▶ EXERCISE
Reproduce the complete listing without any deviation.
* START EXTRACTED INFORMATION *
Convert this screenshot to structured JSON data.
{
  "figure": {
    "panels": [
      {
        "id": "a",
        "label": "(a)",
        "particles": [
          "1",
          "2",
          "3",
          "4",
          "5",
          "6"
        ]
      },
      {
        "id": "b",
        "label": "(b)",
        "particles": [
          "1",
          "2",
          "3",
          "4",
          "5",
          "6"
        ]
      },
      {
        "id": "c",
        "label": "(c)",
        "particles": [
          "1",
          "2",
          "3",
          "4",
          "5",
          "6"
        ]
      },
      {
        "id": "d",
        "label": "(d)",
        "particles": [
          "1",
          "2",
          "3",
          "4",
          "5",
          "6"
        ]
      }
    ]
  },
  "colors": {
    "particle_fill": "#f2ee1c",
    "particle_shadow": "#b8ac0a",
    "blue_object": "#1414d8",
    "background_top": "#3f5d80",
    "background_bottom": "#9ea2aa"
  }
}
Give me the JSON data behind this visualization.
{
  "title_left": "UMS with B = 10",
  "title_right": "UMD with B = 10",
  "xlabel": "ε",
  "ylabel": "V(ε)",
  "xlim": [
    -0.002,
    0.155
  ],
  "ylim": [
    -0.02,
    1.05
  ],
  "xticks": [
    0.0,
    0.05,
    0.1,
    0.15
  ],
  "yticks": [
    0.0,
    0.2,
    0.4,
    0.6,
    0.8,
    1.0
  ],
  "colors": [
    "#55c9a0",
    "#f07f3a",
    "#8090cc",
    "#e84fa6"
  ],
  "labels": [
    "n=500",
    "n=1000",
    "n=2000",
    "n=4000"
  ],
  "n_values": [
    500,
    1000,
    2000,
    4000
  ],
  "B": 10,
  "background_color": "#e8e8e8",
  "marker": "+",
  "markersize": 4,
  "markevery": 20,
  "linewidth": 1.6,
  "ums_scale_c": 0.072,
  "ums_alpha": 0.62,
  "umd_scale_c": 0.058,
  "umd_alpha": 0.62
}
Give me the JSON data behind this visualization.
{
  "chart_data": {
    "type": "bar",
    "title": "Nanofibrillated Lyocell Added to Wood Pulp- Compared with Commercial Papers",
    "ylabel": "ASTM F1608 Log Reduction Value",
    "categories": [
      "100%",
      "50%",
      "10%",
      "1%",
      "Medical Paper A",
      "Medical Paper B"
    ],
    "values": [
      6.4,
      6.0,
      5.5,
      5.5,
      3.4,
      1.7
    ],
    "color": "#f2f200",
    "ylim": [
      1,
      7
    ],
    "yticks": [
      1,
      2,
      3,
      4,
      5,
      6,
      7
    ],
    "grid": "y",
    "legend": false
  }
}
* END EXTRACTED INFORMATION *
▶ RESULT OF THE EXERCISE
Convert this screenshot to structured JSON data.
{
  "figure": {
    "panels": [
      {
        "id": "a",
        "label": "(a)",
        "particles": [
          "1",
          "2",
          "3",
          "4",
          "5",
          "6"
        ]
      },
      {
        "id": "b",
        "label": "(b)",
        "particles": [
          "1",
          "2",
          "3",
          "4",
          "5",
          "6"
        ]
      },
      {
        "id": "c",
        "label": "(c)",
        "particles": [
          "1",
          "2",
          "3",
          "4",
          "5",
          "6"
        ]
      },
      {
        "id": "d",
        "label": "(d)",
        "particles": [
          "1",
          "2",
          "3",
          "4",
          "5",
          "6"
        ]
      }
    ]
  },
  "colors": {
    "particle_fill": "#f2ee1c",
    "particle_shadow": "#b8ac0a",
    "blue_object": "#1414d8",
    "background_top": "#3f5d80",
    "background_bottom": "#9ea2aa"
  }
}
Give me the JSON data behind this visualization.
{
  "title_left": "UMS with B = 10",
  "title_right": "UMD with B = 10",
  "xlabel": "ε",
  "ylabel": "V(ε)",
  "xlim": [
    -0.002,
    0.155
  ],
  "ylim": [
    -0.02,
    1.05
  ],
  "xticks": [
    0.0,
    0.05,
    0.1,
    0.15
  ],
  "yticks": [
    0.0,
    0.2,
    0.4,
    0.6,
    0.8,
    1.0
  ],
  "colors": [
    "#55c9a0",
    "#f07f3a",
    "#8090cc",
    "#e84fa6"
  ],
  "labels": [
    "n=500",
    "n=1000",
    "n=2000",
    "n=4000"
  ],
  "n_values": [
    500,
    1000,
    2000,
    4000
  ],
  "B": 10,
  "background_color": "#e8e8e8",
  "marker": "+",
  "markersize": 4,
  "markevery": 20,
  "linewidth": 1.6,
  "ums_scale_c": 0.072,
  "ums_alpha": 0.62,
  "umd_scale_c": 0.058,
  "umd_alpha": 0.62
}
Give me the JSON data behind this visualization.
{
  "chart_data": {
    "type": "bar",
    "title": "Nanofibrillated Lyocell Added to Wood Pulp- Compared with Commercial Papers",
    "ylabel": "ASTM F1608 Log Reduction Value",
    "categories": [
      "100%",
      "50%",
      "10%",
      "1%",
      "Medical Paper A",
      "Medical Paper B"
    ],
    "values": [
      6.4,
      6.0,
      5.5,
      5.5,
      3.4,
      1.7
    ],
    "color": "#f2f200",
    "ylim": [
      1,
      7
    ],
    "yticks": [
      1,
      2,
      3,
      4,
      5,
      6,
      7
    ],
    "grid": "y",
    "legend": false
  }
}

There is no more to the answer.